■ Dataset records on visual material ■
┌────────

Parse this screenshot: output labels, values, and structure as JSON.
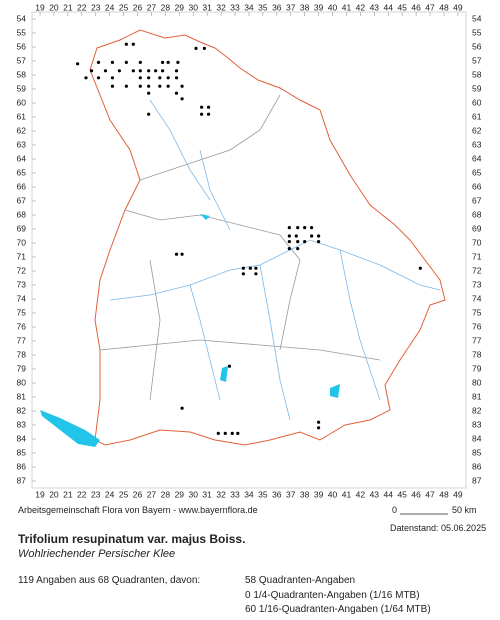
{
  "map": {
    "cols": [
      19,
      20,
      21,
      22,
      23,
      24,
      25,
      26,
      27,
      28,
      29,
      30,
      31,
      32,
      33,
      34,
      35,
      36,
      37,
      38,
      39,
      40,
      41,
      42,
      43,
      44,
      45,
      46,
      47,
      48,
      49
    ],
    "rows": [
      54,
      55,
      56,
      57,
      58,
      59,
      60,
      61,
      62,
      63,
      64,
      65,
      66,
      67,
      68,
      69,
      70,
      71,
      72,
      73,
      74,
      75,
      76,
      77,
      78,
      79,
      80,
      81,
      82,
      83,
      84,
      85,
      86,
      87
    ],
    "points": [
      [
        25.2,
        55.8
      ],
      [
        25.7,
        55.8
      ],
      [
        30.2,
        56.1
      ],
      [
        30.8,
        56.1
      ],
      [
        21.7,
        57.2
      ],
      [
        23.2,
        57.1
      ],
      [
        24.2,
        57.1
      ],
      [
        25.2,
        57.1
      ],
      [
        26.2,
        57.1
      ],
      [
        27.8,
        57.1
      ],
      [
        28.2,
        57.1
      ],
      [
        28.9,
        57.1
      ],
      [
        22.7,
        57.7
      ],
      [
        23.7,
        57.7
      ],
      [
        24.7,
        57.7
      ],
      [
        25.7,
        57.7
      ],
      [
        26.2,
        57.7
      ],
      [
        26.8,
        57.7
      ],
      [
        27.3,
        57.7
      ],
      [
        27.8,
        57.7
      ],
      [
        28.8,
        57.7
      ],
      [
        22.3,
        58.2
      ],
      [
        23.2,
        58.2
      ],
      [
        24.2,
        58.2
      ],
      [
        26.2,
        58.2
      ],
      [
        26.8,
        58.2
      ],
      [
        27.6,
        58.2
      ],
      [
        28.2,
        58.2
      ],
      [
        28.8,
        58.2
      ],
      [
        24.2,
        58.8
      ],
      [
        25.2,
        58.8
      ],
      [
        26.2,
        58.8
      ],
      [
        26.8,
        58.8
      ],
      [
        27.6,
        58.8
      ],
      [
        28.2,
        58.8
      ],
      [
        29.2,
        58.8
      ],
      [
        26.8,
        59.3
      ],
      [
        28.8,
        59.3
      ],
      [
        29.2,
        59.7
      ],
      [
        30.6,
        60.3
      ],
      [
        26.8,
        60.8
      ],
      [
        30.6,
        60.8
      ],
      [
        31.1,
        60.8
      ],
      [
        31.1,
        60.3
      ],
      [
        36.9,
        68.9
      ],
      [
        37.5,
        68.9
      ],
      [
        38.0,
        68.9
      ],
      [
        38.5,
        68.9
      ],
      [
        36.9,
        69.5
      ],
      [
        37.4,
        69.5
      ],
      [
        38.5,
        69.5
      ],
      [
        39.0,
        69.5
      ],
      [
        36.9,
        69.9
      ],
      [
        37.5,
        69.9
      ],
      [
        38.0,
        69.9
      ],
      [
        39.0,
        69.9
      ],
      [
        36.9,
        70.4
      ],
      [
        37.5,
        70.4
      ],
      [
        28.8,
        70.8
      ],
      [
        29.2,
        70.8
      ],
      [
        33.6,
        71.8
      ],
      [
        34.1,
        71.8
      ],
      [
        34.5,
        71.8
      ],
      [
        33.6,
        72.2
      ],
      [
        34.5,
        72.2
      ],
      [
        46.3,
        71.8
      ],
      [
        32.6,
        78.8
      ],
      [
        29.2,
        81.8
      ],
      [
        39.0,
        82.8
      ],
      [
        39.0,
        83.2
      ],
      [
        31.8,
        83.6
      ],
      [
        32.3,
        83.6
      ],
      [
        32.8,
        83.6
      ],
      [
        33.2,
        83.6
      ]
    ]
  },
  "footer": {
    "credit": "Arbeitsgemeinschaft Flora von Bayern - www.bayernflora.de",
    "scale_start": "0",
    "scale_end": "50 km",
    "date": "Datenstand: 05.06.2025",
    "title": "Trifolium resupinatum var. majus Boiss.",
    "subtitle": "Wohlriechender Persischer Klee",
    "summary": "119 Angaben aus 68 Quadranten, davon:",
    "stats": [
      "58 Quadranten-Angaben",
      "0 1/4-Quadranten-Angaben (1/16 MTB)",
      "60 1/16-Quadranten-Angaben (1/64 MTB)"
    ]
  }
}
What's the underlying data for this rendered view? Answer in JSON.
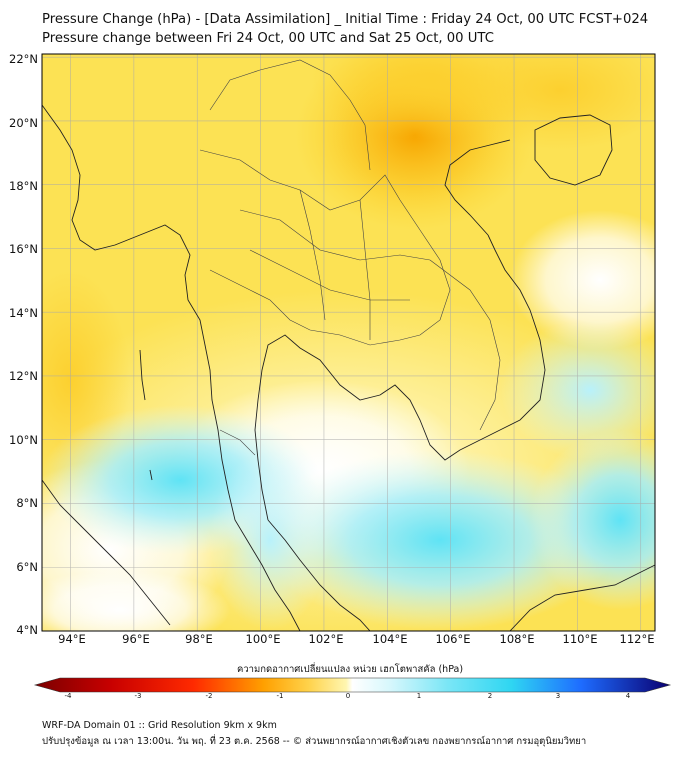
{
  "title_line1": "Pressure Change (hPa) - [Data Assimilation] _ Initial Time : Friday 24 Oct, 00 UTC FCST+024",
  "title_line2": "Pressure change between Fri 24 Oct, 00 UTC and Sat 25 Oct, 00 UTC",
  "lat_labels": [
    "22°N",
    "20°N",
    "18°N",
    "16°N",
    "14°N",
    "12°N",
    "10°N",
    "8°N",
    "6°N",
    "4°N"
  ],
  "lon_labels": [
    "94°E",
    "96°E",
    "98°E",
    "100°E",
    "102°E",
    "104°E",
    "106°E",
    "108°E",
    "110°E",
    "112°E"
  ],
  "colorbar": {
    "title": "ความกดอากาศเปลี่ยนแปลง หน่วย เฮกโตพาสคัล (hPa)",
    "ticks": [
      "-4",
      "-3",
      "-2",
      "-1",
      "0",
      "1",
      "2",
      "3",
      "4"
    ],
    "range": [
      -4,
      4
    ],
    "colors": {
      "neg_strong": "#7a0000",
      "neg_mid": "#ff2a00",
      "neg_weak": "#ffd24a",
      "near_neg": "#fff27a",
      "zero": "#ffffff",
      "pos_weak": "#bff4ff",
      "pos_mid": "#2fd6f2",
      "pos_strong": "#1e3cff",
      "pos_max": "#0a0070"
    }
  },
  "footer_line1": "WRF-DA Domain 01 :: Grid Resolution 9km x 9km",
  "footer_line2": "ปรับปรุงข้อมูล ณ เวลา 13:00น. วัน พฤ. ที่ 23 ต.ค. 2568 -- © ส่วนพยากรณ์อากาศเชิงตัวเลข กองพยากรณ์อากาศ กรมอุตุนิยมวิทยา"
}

└────────

■ TO BE DONE ■
Leaving out the pictures, repeat the data above exactly.

■ THE OUTPUT ■
Parse this screenshot: output labels, values, and structure as JSON.
{
  "map": {
    "cols": [
      19,
      20,
      21,
      22,
      23,
      24,
      25,
      26,
      27,
      28,
      29,
      30,
      31,
      32,
      33,
      34,
      35,
      36,
      37,
      38,
      39,
      40,
      41,
      42,
      43,
      44,
      45,
      46,
      47,
      48,
      49
    ],
    "rows": [
      54,
      55,
      56,
      57,
      58,
      59,
      60,
      61,
      62,
      63,
      64,
      65,
      66,
      67,
      68,
      69,
      70,
      71,
      72,
      73,
      74,
      75,
      76,
      77,
      78,
      79,
      80,
      81,
      82,
      83,
      84,
      85,
      86,
      87
    ],
    "points": [
      [
        25.2,
        55.8
      ],
      [
        25.7,
        55.8
      ],
      [
        30.2,
        56.1
      ],
      [
        30.8,
        56.1
      ],
      [
        21.7,
        57.2
      ],
      [
        23.2,
        57.1
      ],
      [
        24.2,
        57.1
      ],
      [
        25.2,
        57.1
      ],
      [
        26.2,
        57.1
      ],
      [
        27.8,
        57.1
      ],
      [
        28.2,
        57.1
      ],
      [
        28.9,
        57.1
      ],
      [
        22.7,
        57.7
      ],
      [
        23.7,
        57.7
      ],
      [
        24.7,
        57.7
      ],
      [
        25.7,
        57.7
      ],
      [
        26.2,
        57.7
      ],
      [
        26.8,
        57.7
      ],
      [
        27.3,
        57.7
      ],
      [
        27.8,
        57.7
      ],
      [
        28.8,
        57.7
      ],
      [
        22.3,
        58.2
      ],
      [
        23.2,
        58.2
      ],
      [
        24.2,
        58.2
      ],
      [
        26.2,
        58.2
      ],
      [
        26.8,
        58.2
      ],
      [
        27.6,
        58.2
      ],
      [
        28.2,
        58.2
      ],
      [
        28.8,
        58.2
      ],
      [
        24.2,
        58.8
      ],
      [
        25.2,
        58.8
      ],
      [
        26.2,
        58.8
      ],
      [
        26.8,
        58.8
      ],
      [
        27.6,
        58.8
      ],
      [
        28.2,
        58.8
      ],
      [
        29.2,
        58.8
      ],
      [
        26.8,
        59.3
      ],
      [
        28.8,
        59.3
      ],
      [
        29.2,
        59.7
      ],
      [
        30.6,
        60.3
      ],
      [
        26.8,
        60.8
      ],
      [
        30.6,
        60.8
      ],
      [
        31.1,
        60.8
      ],
      [
        31.1,
        60.3
      ],
      [
        36.9,
        68.9
      ],
      [
        37.5,
        68.9
      ],
      [
        38.0,
        68.9
      ],
      [
        38.5,
        68.9
      ],
      [
        36.9,
        69.5
      ],
      [
        37.4,
        69.5
      ],
      [
        38.5,
        69.5
      ],
      [
        39.0,
        69.5
      ],
      [
        36.9,
        69.9
      ],
      [
        37.5,
        69.9
      ],
      [
        38.0,
        69.9
      ],
      [
        39.0,
        69.9
      ],
      [
        36.9,
        70.4
      ],
      [
        37.5,
        70.4
      ],
      [
        28.8,
        70.8
      ],
      [
        29.2,
        70.8
      ],
      [
        33.6,
        71.8
      ],
      [
        34.1,
        71.8
      ],
      [
        34.5,
        71.8
      ],
      [
        33.6,
        72.2
      ],
      [
        34.5,
        72.2
      ],
      [
        46.3,
        71.8
      ],
      [
        32.6,
        78.8
      ],
      [
        29.2,
        81.8
      ],
      [
        39.0,
        82.8
      ],
      [
        39.0,
        83.2
      ],
      [
        31.8,
        83.6
      ],
      [
        32.3,
        83.6
      ],
      [
        32.8,
        83.6
      ],
      [
        33.2,
        83.6
      ]
    ]
  },
  "footer": {
    "credit": "Arbeitsgemeinschaft Flora von Bayern - www.bayernflora.de",
    "scale_start": "0",
    "scale_end": "50 km",
    "date": "Datenstand: 05.06.2025",
    "title": "Trifolium resupinatum var. majus Boiss.",
    "subtitle": "Wohlriechender Persischer Klee",
    "summary": "119 Angaben aus 68 Quadranten, davon:",
    "stats": [
      "58 Quadranten-Angaben",
      "0 1/4-Quadranten-Angaben (1/16 MTB)",
      "60 1/16-Quadranten-Angaben (1/64 MTB)"
    ]
  }
}
What's the underlying data for this rendered view? Answer in JSON.
{
  "title_line1": "Pressure Change (hPa) - [Data Assimilation] _ Initial Time : Friday 24 Oct, 00 UTC FCST+024",
  "title_line2": "Pressure change between Fri 24 Oct, 00 UTC and Sat 25 Oct, 00 UTC",
  "lat_labels": [
    "22°N",
    "20°N",
    "18°N",
    "16°N",
    "14°N",
    "12°N",
    "10°N",
    "8°N",
    "6°N",
    "4°N"
  ],
  "lon_labels": [
    "94°E",
    "96°E",
    "98°E",
    "100°E",
    "102°E",
    "104°E",
    "106°E",
    "108°E",
    "110°E",
    "112°E"
  ],
  "colorbar": {
    "title": "ความกดอากาศเปลี่ยนแปลง หน่วย เฮกโตพาสคัล (hPa)",
    "ticks": [
      "-4",
      "-3",
      "-2",
      "-1",
      "0",
      "1",
      "2",
      "3",
      "4"
    ],
    "range": [
      -4,
      4
    ],
    "colors": {
      "neg_strong": "#7a0000",
      "neg_mid": "#ff2a00",
      "neg_weak": "#ffd24a",
      "near_neg": "#fff27a",
      "zero": "#ffffff",
      "pos_weak": "#bff4ff",
      "pos_mid": "#2fd6f2",
      "pos_strong": "#1e3cff",
      "pos_max": "#0a0070"
    }
  },
  "footer_line1": "WRF-DA Domain 01 :: Grid Resolution 9km x 9km",
  "footer_line2": "ปรับปรุงข้อมูล ณ เวลา 13:00น. วัน พฤ. ที่ 23 ต.ค. 2568 -- © ส่วนพยากรณ์อากาศเชิงตัวเลข กองพยากรณ์อากาศ กรมอุตุนิยมวิทยา"
}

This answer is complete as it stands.